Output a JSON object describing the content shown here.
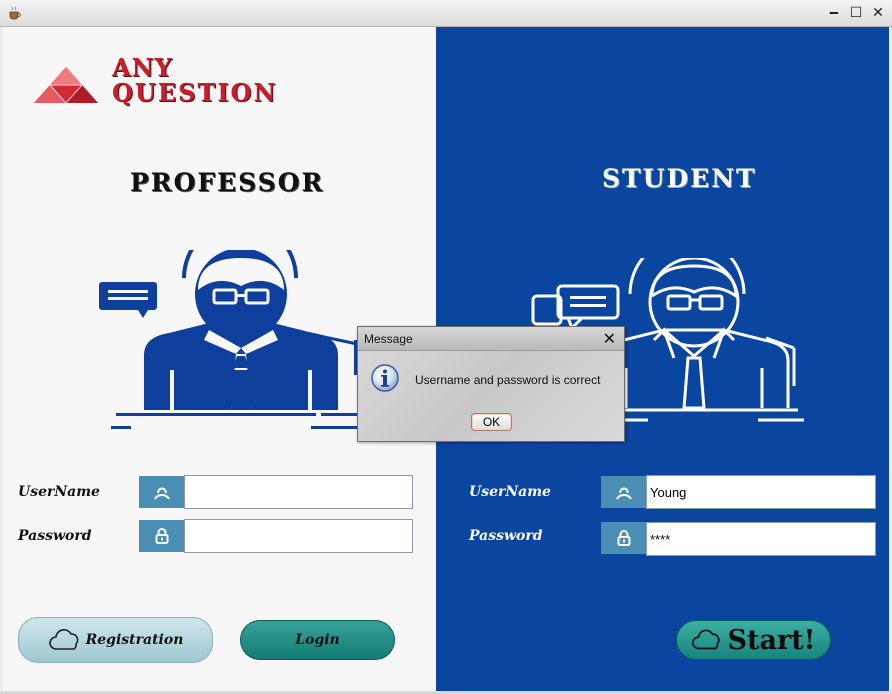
{
  "window": {
    "title": "",
    "minimize_glyph": "🗕",
    "maximize_glyph": "☐",
    "close_glyph": "✕"
  },
  "logo": {
    "line1": "ANY",
    "line2": "QUESTION"
  },
  "professor": {
    "heading": "PROFESSOR",
    "username_label": "UserName",
    "password_label": "Password",
    "username_value": "",
    "password_value": ""
  },
  "student": {
    "heading": "STUDENT",
    "username_label": "UserName",
    "password_label": "Password",
    "username_value": "Young",
    "password_value": "****"
  },
  "buttons": {
    "registration": "Registration",
    "login": "Login",
    "start": "Start!"
  },
  "dialog": {
    "title": "Message",
    "close_glyph": "✕",
    "message": "Username and password is correct",
    "ok_label": "OK"
  },
  "colors": {
    "left_panel": "#f7f7f7",
    "right_panel": "#0a46a0",
    "accent_red": "#c7202c",
    "icon_box": "#4a8fb3",
    "teal_button": "#137c75"
  },
  "icons": {
    "app": "coffee-cup-icon",
    "username": "user-icon",
    "password": "lock-icon",
    "cloud": "cloud-icon",
    "info": "info-icon"
  }
}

====

**Directive**:
Repeat the data above exactly, but not the pictures.

**Right answer**:
Output a JSON object describing the content shown here.
{
  "window": {
    "title": "",
    "minimize_glyph": "🗕",
    "maximize_glyph": "☐",
    "close_glyph": "✕"
  },
  "logo": {
    "line1": "ANY",
    "line2": "QUESTION"
  },
  "professor": {
    "heading": "PROFESSOR",
    "username_label": "UserName",
    "password_label": "Password",
    "username_value": "",
    "password_value": ""
  },
  "student": {
    "heading": "STUDENT",
    "username_label": "UserName",
    "password_label": "Password",
    "username_value": "Young",
    "password_value": "****"
  },
  "buttons": {
    "registration": "Registration",
    "login": "Login",
    "start": "Start!"
  },
  "dialog": {
    "title": "Message",
    "close_glyph": "✕",
    "message": "Username and password is correct",
    "ok_label": "OK"
  },
  "colors": {
    "left_panel": "#f7f7f7",
    "right_panel": "#0a46a0",
    "accent_red": "#c7202c",
    "icon_box": "#4a8fb3",
    "teal_button": "#137c75"
  },
  "icons": {
    "app": "coffee-cup-icon",
    "username": "user-icon",
    "password": "lock-icon",
    "cloud": "cloud-icon",
    "info": "info-icon"
  }
}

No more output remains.